* Given problem:
Look through the lines below and extract each one that contains "United".

──────── Provided information

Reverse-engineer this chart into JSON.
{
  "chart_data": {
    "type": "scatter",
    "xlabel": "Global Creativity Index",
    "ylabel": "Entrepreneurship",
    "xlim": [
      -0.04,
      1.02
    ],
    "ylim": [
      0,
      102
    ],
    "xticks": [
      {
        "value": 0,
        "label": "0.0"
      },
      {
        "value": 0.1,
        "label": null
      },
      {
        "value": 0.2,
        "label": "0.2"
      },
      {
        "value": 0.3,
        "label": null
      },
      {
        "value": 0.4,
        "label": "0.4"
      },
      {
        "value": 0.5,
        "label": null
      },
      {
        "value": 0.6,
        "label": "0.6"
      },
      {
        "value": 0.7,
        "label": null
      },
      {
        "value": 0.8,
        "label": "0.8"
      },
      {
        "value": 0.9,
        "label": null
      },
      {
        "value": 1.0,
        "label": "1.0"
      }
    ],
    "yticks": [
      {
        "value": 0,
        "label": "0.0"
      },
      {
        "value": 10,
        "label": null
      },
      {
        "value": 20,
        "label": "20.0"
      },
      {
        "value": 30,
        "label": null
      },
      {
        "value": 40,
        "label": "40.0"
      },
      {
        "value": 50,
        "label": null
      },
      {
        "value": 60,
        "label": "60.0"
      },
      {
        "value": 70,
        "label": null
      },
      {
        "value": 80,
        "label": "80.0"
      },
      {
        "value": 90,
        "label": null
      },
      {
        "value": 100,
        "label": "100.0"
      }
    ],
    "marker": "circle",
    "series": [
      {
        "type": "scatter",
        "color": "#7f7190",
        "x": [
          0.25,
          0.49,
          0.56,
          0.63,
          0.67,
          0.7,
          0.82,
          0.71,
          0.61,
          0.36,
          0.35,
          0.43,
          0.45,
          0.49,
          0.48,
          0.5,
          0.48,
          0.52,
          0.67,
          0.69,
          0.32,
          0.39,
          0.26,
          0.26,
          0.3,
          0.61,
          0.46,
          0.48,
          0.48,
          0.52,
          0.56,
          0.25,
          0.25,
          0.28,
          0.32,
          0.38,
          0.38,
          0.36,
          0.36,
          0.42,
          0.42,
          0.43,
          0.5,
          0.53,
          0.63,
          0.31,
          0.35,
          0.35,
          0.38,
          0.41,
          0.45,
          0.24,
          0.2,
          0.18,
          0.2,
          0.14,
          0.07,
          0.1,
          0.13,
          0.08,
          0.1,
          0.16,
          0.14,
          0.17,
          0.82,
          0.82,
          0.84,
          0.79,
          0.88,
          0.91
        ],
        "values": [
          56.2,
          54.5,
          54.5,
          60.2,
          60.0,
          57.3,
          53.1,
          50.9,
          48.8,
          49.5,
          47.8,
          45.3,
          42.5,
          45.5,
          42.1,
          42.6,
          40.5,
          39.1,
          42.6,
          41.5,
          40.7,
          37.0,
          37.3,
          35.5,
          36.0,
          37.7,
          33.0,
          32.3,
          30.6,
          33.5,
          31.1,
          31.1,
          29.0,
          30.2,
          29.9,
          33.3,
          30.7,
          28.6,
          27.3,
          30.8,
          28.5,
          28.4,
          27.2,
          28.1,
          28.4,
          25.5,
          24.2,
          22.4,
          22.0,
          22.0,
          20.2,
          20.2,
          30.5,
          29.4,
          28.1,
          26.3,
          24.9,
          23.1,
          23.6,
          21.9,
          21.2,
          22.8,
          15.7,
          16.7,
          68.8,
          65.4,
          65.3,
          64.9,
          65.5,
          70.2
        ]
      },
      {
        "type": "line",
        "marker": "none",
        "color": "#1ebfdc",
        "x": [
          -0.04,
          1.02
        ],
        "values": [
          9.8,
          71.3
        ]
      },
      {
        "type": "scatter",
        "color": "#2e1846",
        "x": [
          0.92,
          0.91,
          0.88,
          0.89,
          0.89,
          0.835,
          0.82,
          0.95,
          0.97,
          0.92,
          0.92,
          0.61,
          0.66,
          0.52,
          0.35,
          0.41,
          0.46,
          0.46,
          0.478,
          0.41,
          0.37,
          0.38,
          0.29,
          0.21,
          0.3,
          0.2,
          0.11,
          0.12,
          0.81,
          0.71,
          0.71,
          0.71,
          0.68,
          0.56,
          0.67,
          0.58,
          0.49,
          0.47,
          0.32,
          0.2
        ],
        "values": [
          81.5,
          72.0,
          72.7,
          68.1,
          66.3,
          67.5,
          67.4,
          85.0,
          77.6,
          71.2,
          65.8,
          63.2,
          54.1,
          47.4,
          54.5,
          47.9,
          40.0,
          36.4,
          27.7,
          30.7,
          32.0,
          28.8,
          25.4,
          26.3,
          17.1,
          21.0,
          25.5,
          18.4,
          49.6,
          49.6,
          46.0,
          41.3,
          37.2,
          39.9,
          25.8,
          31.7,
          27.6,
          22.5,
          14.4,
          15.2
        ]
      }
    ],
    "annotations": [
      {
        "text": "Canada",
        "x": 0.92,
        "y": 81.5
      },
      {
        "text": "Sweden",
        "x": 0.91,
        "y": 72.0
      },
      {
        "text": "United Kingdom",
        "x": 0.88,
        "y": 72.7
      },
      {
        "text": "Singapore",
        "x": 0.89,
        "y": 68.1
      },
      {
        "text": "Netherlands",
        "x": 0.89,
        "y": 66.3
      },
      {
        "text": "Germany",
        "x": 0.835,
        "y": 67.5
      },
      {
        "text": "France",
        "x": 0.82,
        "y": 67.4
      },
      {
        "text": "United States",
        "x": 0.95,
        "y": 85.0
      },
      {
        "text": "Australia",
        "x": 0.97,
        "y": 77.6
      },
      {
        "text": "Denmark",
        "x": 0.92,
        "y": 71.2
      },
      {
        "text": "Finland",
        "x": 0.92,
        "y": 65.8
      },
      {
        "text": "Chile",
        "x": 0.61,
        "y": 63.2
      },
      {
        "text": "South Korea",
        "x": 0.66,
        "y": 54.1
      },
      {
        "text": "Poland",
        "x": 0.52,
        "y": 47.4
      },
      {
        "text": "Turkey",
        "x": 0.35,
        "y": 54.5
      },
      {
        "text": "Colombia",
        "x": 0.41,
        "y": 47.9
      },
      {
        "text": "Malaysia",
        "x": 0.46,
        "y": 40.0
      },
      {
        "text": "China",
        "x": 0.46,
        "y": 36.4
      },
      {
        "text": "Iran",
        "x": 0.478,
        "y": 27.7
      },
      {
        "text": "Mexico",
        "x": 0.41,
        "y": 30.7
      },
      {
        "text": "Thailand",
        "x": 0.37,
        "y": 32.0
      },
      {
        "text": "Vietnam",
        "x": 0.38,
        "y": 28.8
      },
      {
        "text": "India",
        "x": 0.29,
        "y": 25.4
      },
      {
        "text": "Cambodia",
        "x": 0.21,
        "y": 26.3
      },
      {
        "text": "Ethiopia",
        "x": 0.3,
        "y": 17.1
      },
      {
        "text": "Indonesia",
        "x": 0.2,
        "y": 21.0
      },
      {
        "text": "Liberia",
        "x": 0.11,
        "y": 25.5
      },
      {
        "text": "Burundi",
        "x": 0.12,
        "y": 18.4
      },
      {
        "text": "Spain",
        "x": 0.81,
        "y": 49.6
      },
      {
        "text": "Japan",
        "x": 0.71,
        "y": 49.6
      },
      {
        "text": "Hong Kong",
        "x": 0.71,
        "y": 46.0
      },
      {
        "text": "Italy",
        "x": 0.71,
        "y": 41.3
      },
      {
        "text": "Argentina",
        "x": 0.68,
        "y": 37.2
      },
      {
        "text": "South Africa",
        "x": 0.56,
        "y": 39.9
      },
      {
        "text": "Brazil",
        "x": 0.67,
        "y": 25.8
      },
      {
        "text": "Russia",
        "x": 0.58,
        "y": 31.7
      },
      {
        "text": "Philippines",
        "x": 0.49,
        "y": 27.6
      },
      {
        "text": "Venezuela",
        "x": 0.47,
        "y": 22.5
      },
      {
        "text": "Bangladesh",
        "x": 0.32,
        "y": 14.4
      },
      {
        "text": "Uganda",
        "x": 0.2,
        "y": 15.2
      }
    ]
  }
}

────────────────

* Task answer:
        "text": "United Kingdom",
        "text": "United States",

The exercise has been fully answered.